┌─ Excerpted text
= Dora Batty =

Dora Margaret Batty (12 January 1891 – 10 July 1966) was a British designer, working in illustration, poster design, pottery and textiles.

==Biography==
Batty was born in Colchester, Essex, the youngest of three daughters of Rev. Thomas Batty and Elizabeth Cooke Hopwood Batty. Her father, a Congregational minister, was pastor for 40 years at Stockwell Congregational Chapel in Colchester. She attended the Chelmsford School of Science and Art, where she won some prizes.

Batty designed posters for the Underground Group and for London Transport between 1921 and 1938, producing over 50 different designs in a variety of different styles. From 1932, she taught in the School of Textiles at the Central School of Arts and Crafts. In 1950, she was appointed the Head of School, apost she held until she retired in 1958.
└─
* [Direction 1] Please quote the passage of the Dora Batty biography that opens with the words containing "Dora Margaret Batty" and closes with "won some prizes.".
* [Direction 2] According to the Dora Batty biography, at which chapel did her father serve as pastor for 40 years?
┌─ Data excerpt
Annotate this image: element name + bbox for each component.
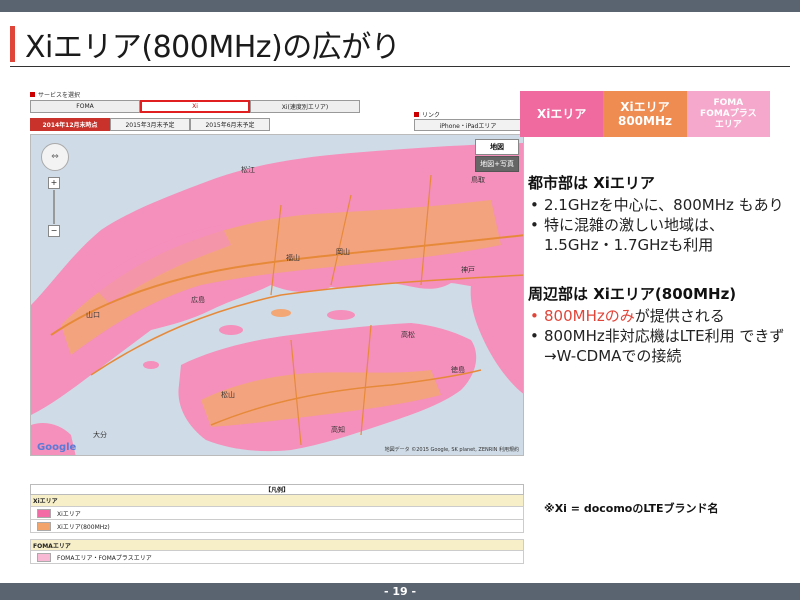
└─
* [Written reply 1]
Dora Margaret Batty (12 January 1891 – 10 July 1966) was a British designer, working in illustration, poster design, pottery and textiles.

==Biography==
Batty was born in Colchester, Essex, the youngest of three daughters of Rev. Thomas Batty and Elizabeth Cooke Hopwood Batty. Her father, a Congregational minister, was pastor for 40 years at Stockwell Congregational Chapel in Colchester. She attended the Chelmsford School of Science and Art, where she won some prizes.

* [Written reply 2] Stockwell Congregational Chapel in Colchester